GIVEN PROBLEM ->
Send back the entries below exactly as they appear.

DATA EXTRACT ->
>> Start

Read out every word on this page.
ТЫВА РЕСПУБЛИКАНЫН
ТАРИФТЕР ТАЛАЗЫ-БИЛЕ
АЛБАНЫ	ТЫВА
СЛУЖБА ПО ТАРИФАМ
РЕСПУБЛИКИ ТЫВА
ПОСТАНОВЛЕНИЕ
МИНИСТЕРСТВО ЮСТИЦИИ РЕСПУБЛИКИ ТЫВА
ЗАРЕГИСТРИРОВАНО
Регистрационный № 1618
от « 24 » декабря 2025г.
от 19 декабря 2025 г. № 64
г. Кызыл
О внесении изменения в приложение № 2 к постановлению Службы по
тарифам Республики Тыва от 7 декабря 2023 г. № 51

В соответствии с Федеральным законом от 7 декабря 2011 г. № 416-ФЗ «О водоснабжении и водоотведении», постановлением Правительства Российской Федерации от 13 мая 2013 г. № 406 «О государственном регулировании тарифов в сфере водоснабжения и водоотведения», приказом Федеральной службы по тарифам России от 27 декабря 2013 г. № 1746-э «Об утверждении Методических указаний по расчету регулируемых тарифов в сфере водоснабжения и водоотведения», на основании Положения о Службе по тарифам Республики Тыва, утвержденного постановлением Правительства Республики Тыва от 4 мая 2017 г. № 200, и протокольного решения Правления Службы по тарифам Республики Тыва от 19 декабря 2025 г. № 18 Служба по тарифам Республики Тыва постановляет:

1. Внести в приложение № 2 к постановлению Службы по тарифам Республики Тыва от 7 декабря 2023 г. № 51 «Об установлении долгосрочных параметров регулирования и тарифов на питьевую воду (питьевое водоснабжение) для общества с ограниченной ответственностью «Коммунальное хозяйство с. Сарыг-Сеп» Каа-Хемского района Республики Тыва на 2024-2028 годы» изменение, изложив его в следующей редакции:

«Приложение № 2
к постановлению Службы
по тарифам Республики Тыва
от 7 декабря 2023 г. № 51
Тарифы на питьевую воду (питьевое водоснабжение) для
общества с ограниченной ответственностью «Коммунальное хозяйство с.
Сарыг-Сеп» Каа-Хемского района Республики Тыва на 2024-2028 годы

>> End

OUTPUT FOR THIS TASK ->
Read out every word on this page.
ТЫВА РЕСПУБЛИКАНЫН
ТАРИФТЕР ТАЛАЗЫ-БИЛЕ
АЛБАНЫ	ТЫВА
СЛУЖБА ПО ТАРИФАМ
РЕСПУБЛИКИ ТЫВА
ПОСТАНОВЛЕНИЕ
МИНИСТЕРСТВО ЮСТИЦИИ РЕСПУБЛИКИ ТЫВА
ЗАРЕГИСТРИРОВАНО
Регистрационный № 1618
от « 24 » декабря 2025г.
от 19 декабря 2025 г. № 64
г. Кызыл
О внесении изменения в приложение № 2 к постановлению Службы по
тарифам Республики Тыва от 7 декабря 2023 г. № 51

В соответствии с Федеральным законом от 7 декабря 2011 г. № 416-ФЗ «О водоснабжении и водоотведении», постановлением Правительства Российской Федерации от 13 мая 2013 г. № 406 «О государственном регулировании тарифов в сфере водоснабжения и водоотведения», приказом Федеральной службы по тарифам России от 27 декабря 2013 г. № 1746-э «Об утверждении Методических указаний по расчету регулируемых тарифов в сфере водоснабжения и водоотведения», на основании Положения о Службе по тарифам Республики Тыва, утвержденного постановлением Правительства Республики Тыва от 4 мая 2017 г. № 200, и протокольного решения Правления Службы по тарифам Республики Тыва от 19 декабря 2025 г. № 18 Служба по тарифам Республики Тыва постановляет:

1. Внести в приложение № 2 к постановлению Службы по тарифам Республики Тыва от 7 декабря 2023 г. № 51 «Об установлении долгосрочных параметров регулирования и тарифов на питьевую воду (питьевое водоснабжение) для общества с ограниченной ответственностью «Коммунальное хозяйство с. Сарыг-Сеп» Каа-Хемского района Республики Тыва на 2024-2028 годы» изменение, изложив его в следующей редакции:

«Приложение № 2
к постановлению Службы
по тарифам Республики Тыва
от 7 декабря 2023 г. № 51
Тарифы на питьевую воду (питьевое водоснабжение) для
общества с ограниченной ответственностью «Коммунальное хозяйство с.
Сарыг-Сеп» Каа-Хемского района Республики Тыва на 2024-2028 годы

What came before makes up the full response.